### [WHAT IS ASKED]
Wherever "politiques" appears in a line, list that line.

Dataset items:
-- BEGIN --
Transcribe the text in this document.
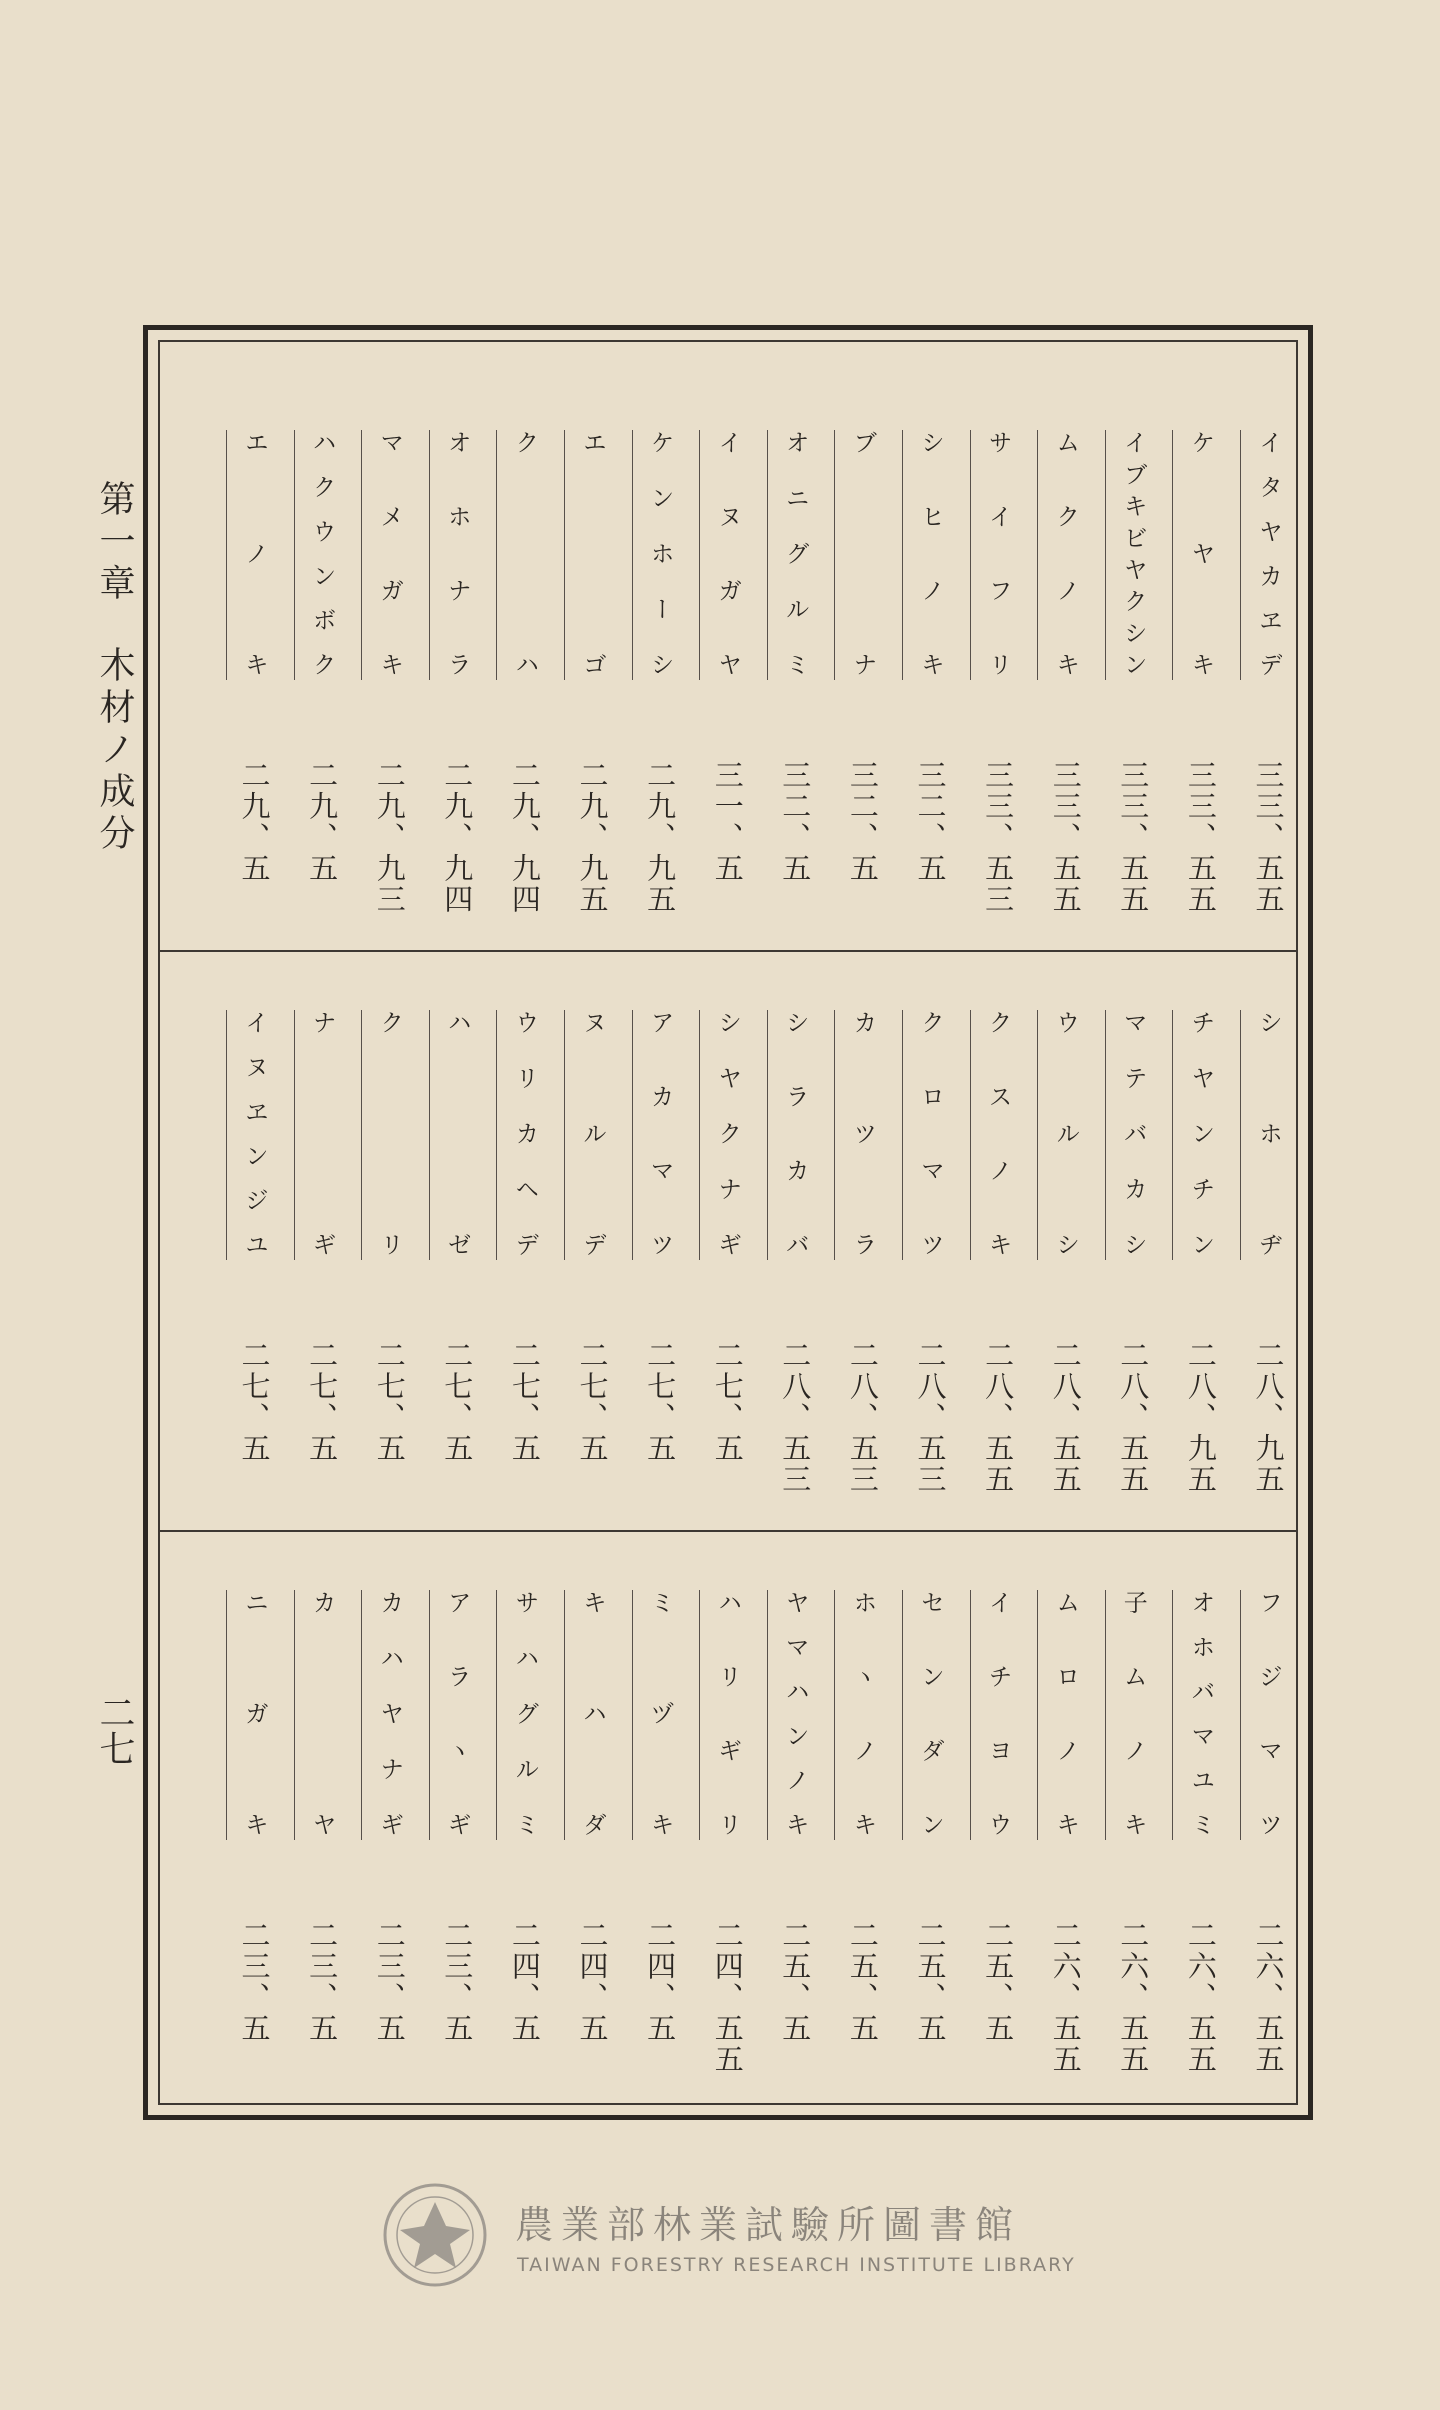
第一章木材ノ成分
二七
イタヤカヱデ
三三、五五
ケヤキ
三三、五五
イブキビヤクシン
三三、五五
ムクノキ
三三、五五
サイフリ
三三、五三
シヒノキ
三二、五
ブナ
三二、五
オニグルミ
三二、五
イヌガヤ
三一、五
ケンホーシ
二九、九五
エゴ
二九、九五
クハ
二九、九四
オホナラ
二九、九四
マメガキ
二九、九三
ハクウンボク
二九、五
エノキ
二九、五
シホヂ
二八、九五
チヤンチン
二八、九五
マテバカシ
二八、五五
ウルシ
二八、五五
クスノキ
二八、五五
クロマツ
二八、五三
カツラ
二八、五三
シラカバ
二八、五三
シヤクナギ
二七、五
アカマツ
二七、五
ヌルデ
二七、五
ウリカヘデ
二七、五
ハゼ
二七、五
クリ
二七、五
ナギ
二七、五
イヌヱンジユ
二七、五
フジマツ
二六、五五
オホバマユミ
二六、五五
子ムノキ
二六、五五
ムロノキ
二六、五五
イチヨウ
二五、五
センダン
二五、五
ホヽノキ
二五、五
ヤマハンノキ
二五、五
ハリギリ
二四、五五
ミヅキ
二四、五
キハダ
二四、五
サハグルミ
二四、五
アラヽギ
二三、五
カハヤナギ
二三、五
カヤ
二三、五
ニガキ
二三、五
農業部林業試驗所圖書館
TAIWAN FORESTRY RESEARCH INSTITUTE LIBRARY
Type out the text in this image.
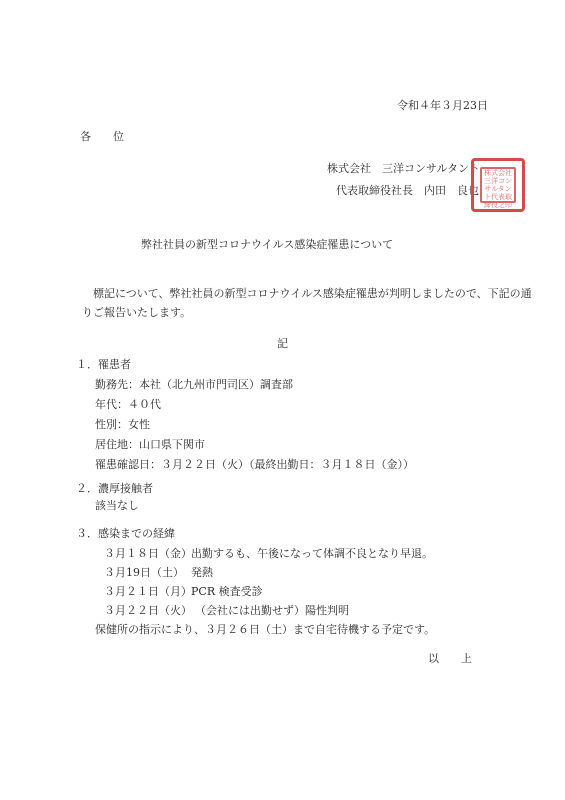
令和４年３月23日
各　　位
株式会社　三洋コンサルタント
代表取締役社長　内田　良也
株式会社三洋コンサルタント代表取締役之印
弊社社員の新型コロナウイルス感染症罹患について
標記について、弊社社員の新型コロナウイルス感染症罹患が判明しましたので、下記の通
りご報告いたします。
記
１．罹患者
勤務先：本社（北九州市門司区）調査部
年代：４０代
性別：女性
居住地：山口県下関市
罹患確認日：３月２２日（火）（最終出勤日：３月１８日（金））
２．濃厚接触者
該当なし
３．感染までの経緯
３月１８日（金） 出勤するも、午後になって体調不良となり早退。
３月19日（土） 発熱
３月２１日（月） PCR 検査受診
３月２２日（火） （会社には出勤せず）陽性判明
保健所の指示により、３月２６日（土）まで自宅待機する予定です。
以　　上
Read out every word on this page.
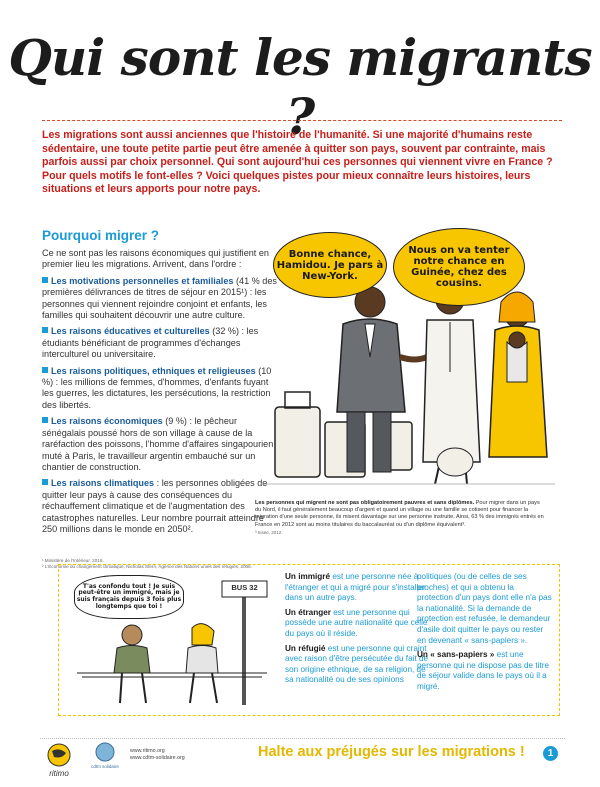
Qui sont les migrants ?
Les migrations sont aussi anciennes que l'histoire de l'humanité. Si une majorité d'humains reste sédentaire, une toute petite partie peut être amenée à quitter son pays, souvent par contrainte, mais parfois aussi par choix personnel. Qui sont aujourd'hui ces personnes qui viennent vivre en France ? Pour quels motifs le font-elles ? Voici quelques pistes pour mieux connaître leurs histoires, leurs situations et leurs apports pour notre pays.
Pourquoi migrer ?

Ce ne sont pas les raisons économiques qui justifient en premier lieu les migrations. Arrivent, dans l'ordre :

Les motivations personnelles et familiales (41 % des premières délivrances de titres de séjour en 2015¹) : les personnes qui viennent rejoindre conjoint et enfants, les familles qui souhaitent découvrir une autre culture.

Les raisons éducatives et culturelles (32 %) : les étudiants bénéficiant de programmes d'échanges interculturel ou universitaire.

Les raisons politiques, ethniques et religieuses (10 %) : les millions de femmes, d'hommes, d'enfants fuyant les guerres, les dictatures, les persécutions, la restriction des libertés.

Les raisons économiques (9 %) : le pêcheur sénégalais poussé hors de son village à cause de la raréfaction des poissons, l'homme d'affaires singapourien muté à Paris, le travailleur argentin embauché sur un chantier de construction.

Les raisons climatiques : les personnes obligées de quitter leur pays à cause des conséquences du réchauffement climatique et de l'augmentation des catastrophes naturelles. Leur nombre pourrait atteindre 250 millions dans le monde en 2050².

¹ Ministère de l'Intérieur, 2016.
² L'Économie du changement climatique, Nicholas Stern, Agence des Nations unies des réfugiés, 2006.
Bonne chance, Hamidou. Je pars à New-York.
Nous on va tenter notre chance en Guinée, chez des cousins.
Les personnes qui migrent ne sont pas obligatoirement pauvres et sans diplômes. Pour migrer dans un pays du Nord, il faut généralement beaucoup d'argent et quand un village ou une famille se cotisent pour financer la migration d'une seule personne, ils misent davantage sur une personne instruite. Ainsi, 63 % des immigrés entrés en France en 2012 sont au moins titulaires du baccalauréat ou d'un diplôme équivalent³.
³ Insee, 2012.
BUS 32
T'as confondu tout ! Je suis peut-être un immigré, mais je suis français depuis 3 fois plus longtemps que toi !

Un immigré est une personne née à l'étranger et qui a migré pour s'installer dans un autre pays.

Un étranger est une personne qui possède une autre nationalité que celle du pays où il réside.

Un réfugié est une personne qui craint avec raison d'être persécutée du fait de son origine ethnique, de sa religion, de sa nationalité ou de ses opinions

politiques (ou de celles de ses proches) et qui a obtenu la protection d'un pays dont elle n'a pas la nationalité. Si la demande de protection est refusée, le demandeur d'asile doit quitter le pays ou rester en devenant « sans-papiers ».

Un « sans-papiers » est une personne qui ne dispose pas de titre de séjour valide dans le pays où il a migré.

ritimo
cdtm solidaire
www.ritimo.org
www.cdtm-solidaire.org	Halte aux préjugés sur les migrations !	1
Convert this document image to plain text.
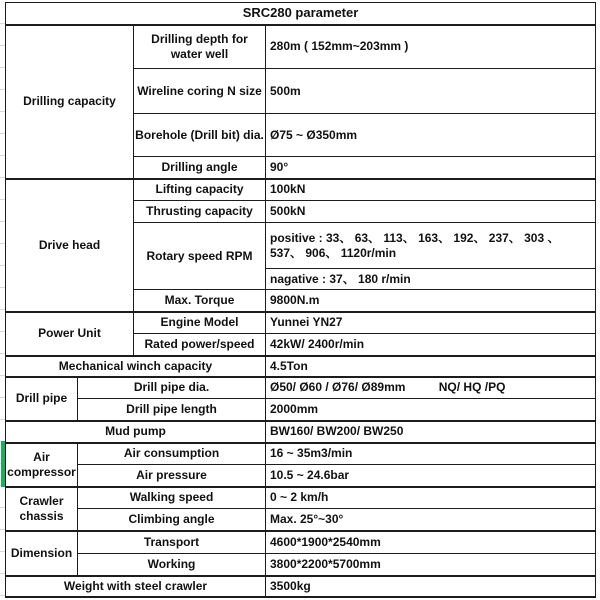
SRC280 parameter			
Drilling capacity		Drilling depth for water well	280m ( 152mm~203mm )
		Wireline coring N size	500m
		Borehole (Drill bit) dia.	Ø75 ~ Ø350mm
		Drilling angle	90°
Drive head		Lifting capacity	100kN
		Thrusting capacity	500kN
		Rotary speed RPM	positive : 33、 63、 113、 163、 192、 237、 303 、 537、 906、 1120r/min
			nagative : 37、 180 r/min
		Max. Torque	9800N.m
Power Unit		Engine Model	Yunnei YN27
		Rated power/speed	42kW/ 2400r/min
Mechanical winch capacity			4.5Ton
Drill pipe	Drill pipe dia.		Ø50/ Ø60 / Ø76/ Ø89mm          NQ/ HQ /PQ
	Drill pipe length		2000mm
Mud pump			BW160/ BW200/ BW250
Air compressor	Air consumption		16 ~ 35m3/min
	Air pressure		10.5 ~ 24.6bar
Crawler chassis	Walking speed		0 ~ 2 km/h
	Climbing angle		Max. 25°~30°
Dimension	Transport		4600*1900*2540mm
	Working		3800*2200*5700mm
Weight with steel crawler			3500kg
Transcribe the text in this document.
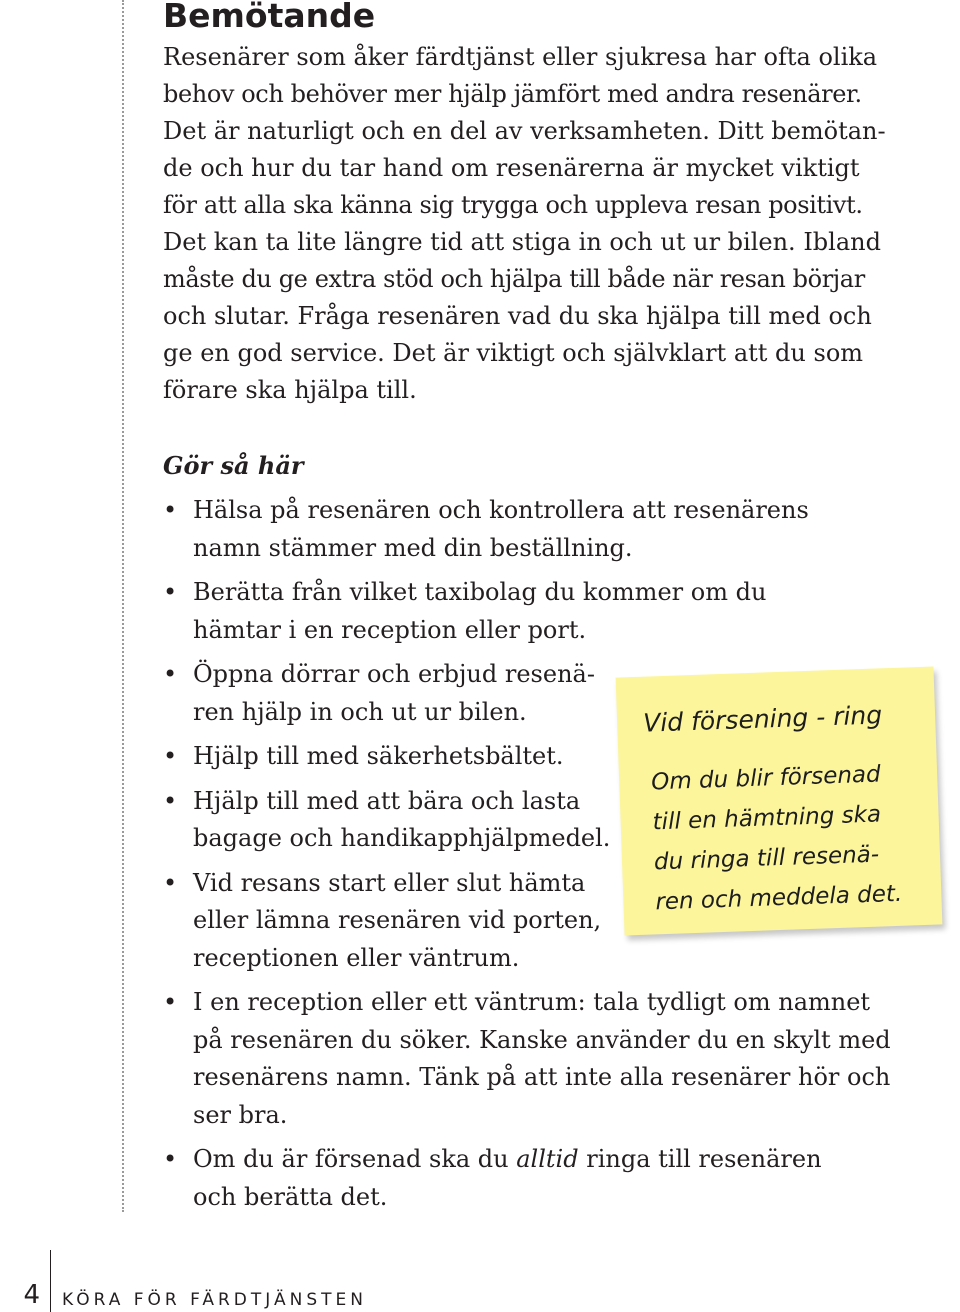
Bemötande
Resenärer som åker färdtjänst eller sjukresa har ofta olika
behov och behöver mer hjälp jämfört med andra resenärer.
Det är naturligt och en del av verksamheten. Ditt bemötan-
de och hur du tar hand om resenärerna är mycket viktigt
för att alla ska känna sig trygga och uppleva resan positivt.
Det kan ta lite längre tid att stiga in och ut ur bilen. Ibland
måste du ge extra stöd och hjälpa till både när resan börjar
och slutar. Fråga resenären vad du ska hjälpa till med och
ge en god service. Det är viktigt och självklart att du som
förare ska hjälpa till.
Gör så här
• Hälsa på resenären och kontrollera att resenärens
namn stämmer med din beställning.
• Berätta från vilket taxibolag du kommer om du
hämtar i en reception eller port.
• Öppna dörrar och erbjud resenä-
ren hjälp in och ut ur bilen.
• Hjälp till med säkerhetsbältet.
• Hjälp till med att bära och lasta
bagage och handikapphjälpmedel.
• Vid resans start eller slut hämta
eller lämna resenären vid porten,
receptionen eller väntrum.
• I en reception eller ett väntrum: tala tydligt om namnet
på resenären du söker. Kanske använder du en skylt med
resenärens namn. Tänk på att inte alla resenärer hör och
ser bra.
• Om du är försenad ska du alltid ringa till resenären
och berätta det.
Vid försening - ring
Om du blir försenad
till en hämtning ska
du ringa till resenä-
ren och meddela det.
4 KÖRA FÖR FÄRDTJÄNSTEN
-- END --
### [RESULT OF THE EXERCISE]
Les raisons politiques, ethniques et religieuses (10 %) : les millions de femmes, d'hommes, d'enfants fuyant les guerres, les dictatures, les persécutions, la restriction des libertés.
politiques (ou de celles de ses proches) et qui a obtenu la protection d'un pays dont elle n'a pas la nationalité. Si la demande de protection est refusée, le demandeur d'asile doit quitter le pays ou rester en devenant « sans-papiers ».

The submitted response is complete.